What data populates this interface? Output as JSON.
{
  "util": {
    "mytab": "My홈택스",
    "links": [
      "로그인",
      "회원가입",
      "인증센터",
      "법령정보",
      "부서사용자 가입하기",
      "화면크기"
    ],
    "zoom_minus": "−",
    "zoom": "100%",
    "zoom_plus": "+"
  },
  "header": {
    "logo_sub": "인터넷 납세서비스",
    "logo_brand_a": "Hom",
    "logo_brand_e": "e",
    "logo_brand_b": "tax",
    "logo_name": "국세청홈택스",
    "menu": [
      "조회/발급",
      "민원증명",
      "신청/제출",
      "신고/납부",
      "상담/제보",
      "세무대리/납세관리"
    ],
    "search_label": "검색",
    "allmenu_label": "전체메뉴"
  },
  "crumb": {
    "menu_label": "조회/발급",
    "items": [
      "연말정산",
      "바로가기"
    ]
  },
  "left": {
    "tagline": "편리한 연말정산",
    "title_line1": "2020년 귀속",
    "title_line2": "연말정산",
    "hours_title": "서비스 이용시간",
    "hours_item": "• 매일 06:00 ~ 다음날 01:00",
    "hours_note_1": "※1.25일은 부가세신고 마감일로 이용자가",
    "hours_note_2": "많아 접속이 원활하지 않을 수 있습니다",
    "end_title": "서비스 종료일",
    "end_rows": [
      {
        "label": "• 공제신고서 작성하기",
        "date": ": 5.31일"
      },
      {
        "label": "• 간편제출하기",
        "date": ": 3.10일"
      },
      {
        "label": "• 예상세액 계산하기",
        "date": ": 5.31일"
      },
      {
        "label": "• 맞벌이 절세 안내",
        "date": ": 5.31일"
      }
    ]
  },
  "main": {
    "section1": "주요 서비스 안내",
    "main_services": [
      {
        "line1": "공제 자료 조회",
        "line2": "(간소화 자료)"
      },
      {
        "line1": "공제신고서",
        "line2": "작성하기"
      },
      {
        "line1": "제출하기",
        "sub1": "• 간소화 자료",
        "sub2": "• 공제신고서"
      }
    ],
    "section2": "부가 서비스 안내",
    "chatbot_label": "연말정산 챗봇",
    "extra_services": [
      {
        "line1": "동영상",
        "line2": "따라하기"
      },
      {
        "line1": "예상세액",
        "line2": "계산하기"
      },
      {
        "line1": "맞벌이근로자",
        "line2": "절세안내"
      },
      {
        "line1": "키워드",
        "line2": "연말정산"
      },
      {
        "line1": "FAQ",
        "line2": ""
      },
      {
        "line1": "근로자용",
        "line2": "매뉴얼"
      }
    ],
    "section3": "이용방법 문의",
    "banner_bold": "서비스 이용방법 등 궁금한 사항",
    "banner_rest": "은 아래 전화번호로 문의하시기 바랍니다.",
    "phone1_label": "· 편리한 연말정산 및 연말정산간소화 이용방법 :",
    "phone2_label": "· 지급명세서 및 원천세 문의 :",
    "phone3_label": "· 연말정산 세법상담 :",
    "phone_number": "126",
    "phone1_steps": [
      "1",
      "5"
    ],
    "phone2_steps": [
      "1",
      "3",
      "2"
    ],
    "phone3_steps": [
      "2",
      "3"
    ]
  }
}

Problem -> Reproduce the material above, every line of it, exactly.

Reply ->
What data populates this interface? Output as JSON.
{
  "util": {
    "mytab": "My홈택스",
    "links": [
      "로그인",
      "회원가입",
      "인증센터",
      "법령정보",
      "부서사용자 가입하기",
      "화면크기"
    ],
    "zoom_minus": "−",
    "zoom": "100%",
    "zoom_plus": "+"
  },
  "header": {
    "logo_sub": "인터넷 납세서비스",
    "logo_brand_a": "Hom",
    "logo_brand_e": "e",
    "logo_brand_b": "tax",
    "logo_name": "국세청홈택스",
    "menu": [
      "조회/발급",
      "민원증명",
      "신청/제출",
      "신고/납부",
      "상담/제보",
      "세무대리/납세관리"
    ],
    "search_label": "검색",
    "allmenu_label": "전체메뉴"
  },
  "crumb": {
    "menu_label": "조회/발급",
    "items": [
      "연말정산",
      "바로가기"
    ]
  },
  "left": {
    "tagline": "편리한 연말정산",
    "title_line1": "2020년 귀속",
    "title_line2": "연말정산",
    "hours_title": "서비스 이용시간",
    "hours_item": "• 매일 06:00 ~ 다음날 01:00",
    "hours_note_1": "※1.25일은 부가세신고 마감일로 이용자가",
    "hours_note_2": "많아 접속이 원활하지 않을 수 있습니다",
    "end_title": "서비스 종료일",
    "end_rows": [
      {
        "label": "• 공제신고서 작성하기",
        "date": ": 5.31일"
      },
      {
        "label": "• 간편제출하기",
        "date": ": 3.10일"
      },
      {
        "label": "• 예상세액 계산하기",
        "date": ": 5.31일"
      },
      {
        "label": "• 맞벌이 절세 안내",
        "date": ": 5.31일"
      }
    ]
  },
  "main": {
    "section1": "주요 서비스 안내",
    "main_services": [
      {
        "line1": "공제 자료 조회",
        "line2": "(간소화 자료)"
      },
      {
        "line1": "공제신고서",
        "line2": "작성하기"
      },
      {
        "line1": "제출하기",
        "sub1": "• 간소화 자료",
        "sub2": "• 공제신고서"
      }
    ],
    "section2": "부가 서비스 안내",
    "chatbot_label": "연말정산 챗봇",
    "extra_services": [
      {
        "line1": "동영상",
        "line2": "따라하기"
      },
      {
        "line1": "예상세액",
        "line2": "계산하기"
      },
      {
        "line1": "맞벌이근로자",
        "line2": "절세안내"
      },
      {
        "line1": "키워드",
        "line2": "연말정산"
      },
      {
        "line1": "FAQ",
        "line2": ""
      },
      {
        "line1": "근로자용",
        "line2": "매뉴얼"
      }
    ],
    "section3": "이용방법 문의",
    "banner_bold": "서비스 이용방법 등 궁금한 사항",
    "banner_rest": "은 아래 전화번호로 문의하시기 바랍니다.",
    "phone1_label": "· 편리한 연말정산 및 연말정산간소화 이용방법 :",
    "phone2_label": "· 지급명세서 및 원천세 문의 :",
    "phone3_label": "· 연말정산 세법상담 :",
    "phone_number": "126",
    "phone1_steps": [
      "1",
      "5"
    ],
    "phone2_steps": [
      "1",
      "3",
      "2"
    ],
    "phone3_steps": [
      "2",
      "3"
    ]
  }
}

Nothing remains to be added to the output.